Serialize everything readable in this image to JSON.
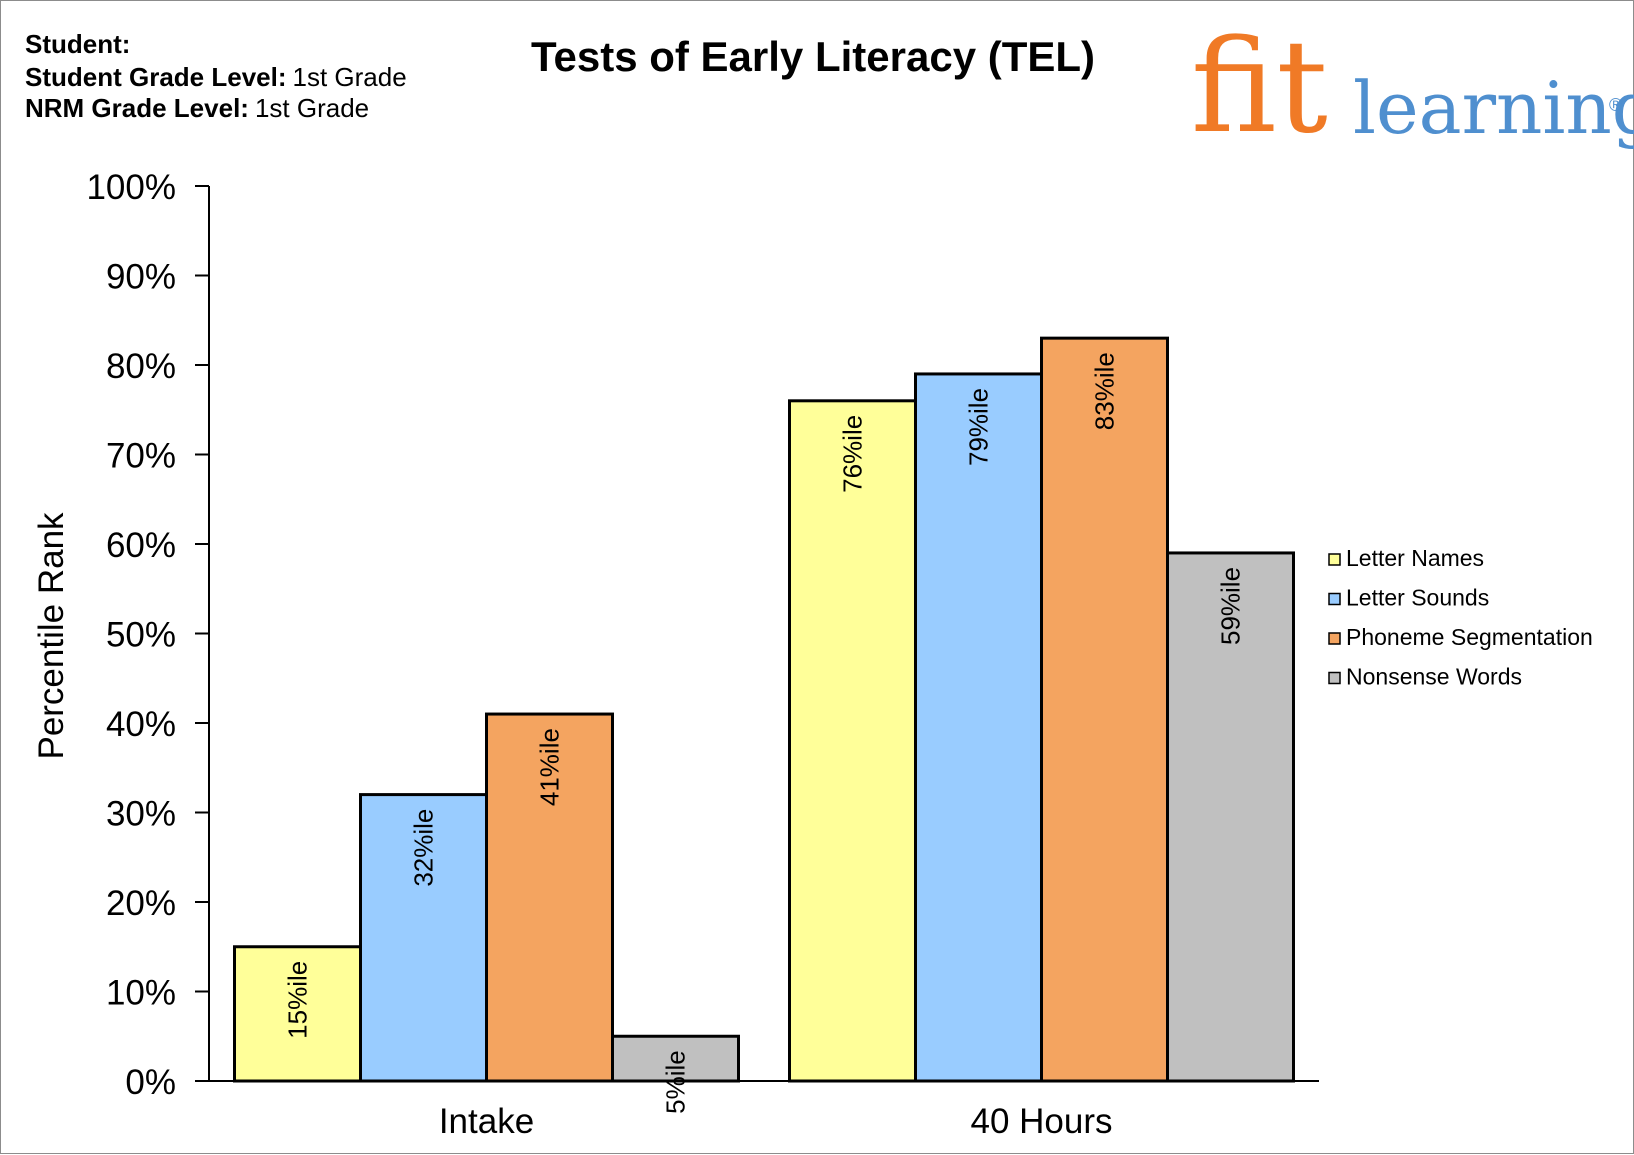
{
  "header": {
    "student_label": "Student:",
    "student_value": "",
    "grade_label": "Student Grade Level:",
    "grade_value": "1st Grade",
    "nrm_label": "NRM Grade Level:",
    "nrm_value": "1st Grade"
  },
  "logo": {
    "fit": "fit",
    "learning": "learning",
    "reg": "®",
    "fit_color": "#f07a26",
    "learning_color": "#4f8fcf"
  },
  "chart_data": {
    "type": "bar",
    "title": "Tests of Early Literacy (TEL)",
    "xlabel": "",
    "ylabel": "Percentile Rank",
    "ylim": [
      0,
      100
    ],
    "yticks": [
      0,
      10,
      20,
      30,
      40,
      50,
      60,
      70,
      80,
      90,
      100
    ],
    "ytick_labels": [
      "0%",
      "10%",
      "20%",
      "30%",
      "40%",
      "50%",
      "60%",
      "70%",
      "80%",
      "90%",
      "100%"
    ],
    "categories": [
      "Intake",
      "40 Hours"
    ],
    "grid": false,
    "legend_position": "right",
    "series": [
      {
        "name": "Letter Names",
        "color": "#ffff99",
        "values": [
          15,
          76
        ],
        "labels": [
          "15%ile",
          "76%ile"
        ]
      },
      {
        "name": "Letter Sounds",
        "color": "#99ccff",
        "values": [
          32,
          79
        ],
        "labels": [
          "32%ile",
          "79%ile"
        ]
      },
      {
        "name": "Phoneme Segmentation",
        "color": "#f4a460",
        "values": [
          41,
          83
        ],
        "labels": [
          "41%ile",
          "83%ile"
        ]
      },
      {
        "name": "Nonsense Words",
        "color": "#c0c0c0",
        "values": [
          5,
          59
        ],
        "labels": [
          "5%ile",
          "59%ile"
        ]
      }
    ]
  }
}
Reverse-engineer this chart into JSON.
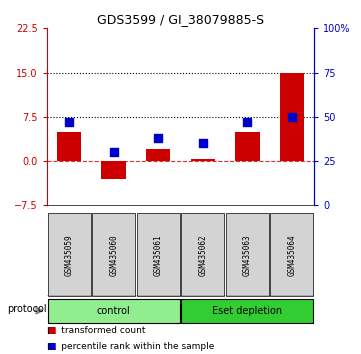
{
  "title": "GDS3599 / GI_38079885-S",
  "samples": [
    "GSM435059",
    "GSM435060",
    "GSM435061",
    "GSM435062",
    "GSM435063",
    "GSM435064"
  ],
  "red_values": [
    5.0,
    -3.0,
    2.0,
    0.3,
    5.0,
    15.0
  ],
  "blue_values": [
    47,
    30,
    38,
    35,
    47,
    50
  ],
  "left_ylim": [
    -7.5,
    22.5
  ],
  "right_ylim": [
    0,
    100
  ],
  "left_yticks": [
    -7.5,
    0,
    7.5,
    15,
    22.5
  ],
  "right_yticks": [
    0,
    25,
    50,
    75,
    100
  ],
  "dotted_lines": [
    7.5,
    15
  ],
  "dashed_line": 0,
  "group_control_label": "control",
  "group_eset_label": "Eset depletion",
  "group_control_color": "#90EE90",
  "group_eset_color": "#32CD32",
  "protocol_label": "protocol",
  "bar_color_red": "#CC0000",
  "bar_color_blue": "#0000CC",
  "bg_color_plot": "#FFFFFF",
  "bg_color_sample": "#D3D3D3",
  "left_axis_color": "#CC0000",
  "right_axis_color": "#0000CC",
  "legend_red": "transformed count",
  "legend_blue": "percentile rank within the sample",
  "bar_width": 0.55,
  "blue_square_size": 35
}
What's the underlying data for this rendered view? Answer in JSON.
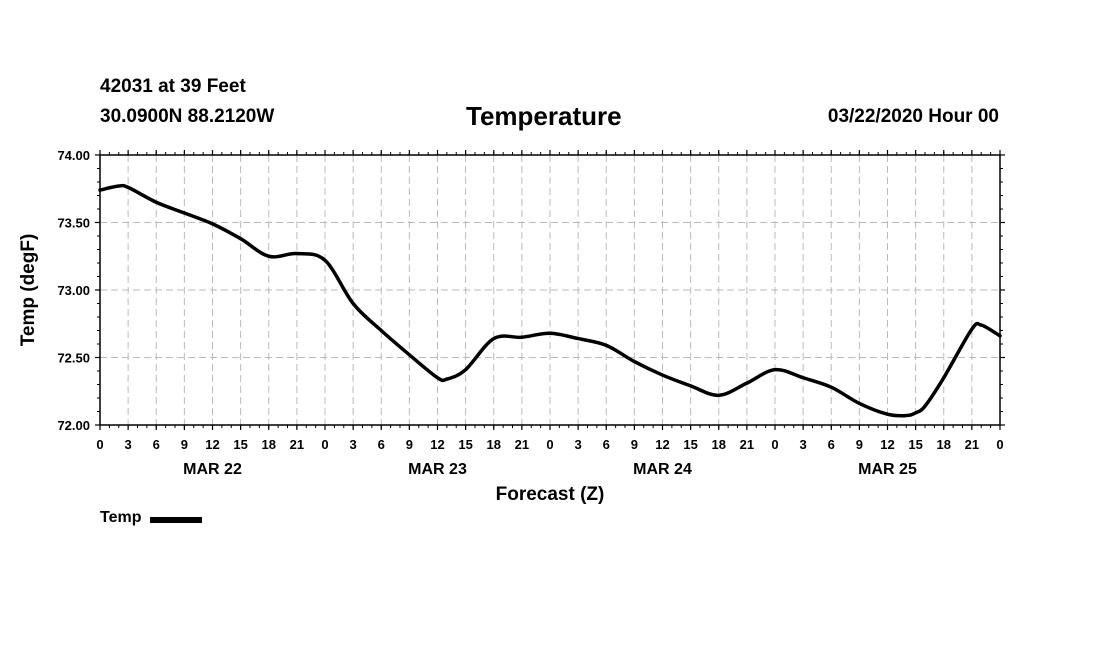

^^^^^^^^

- _GIVEN TASK_: Reply with nothing but the number of lines in the data above that contain "Level".

- _TASK RESULT_: 2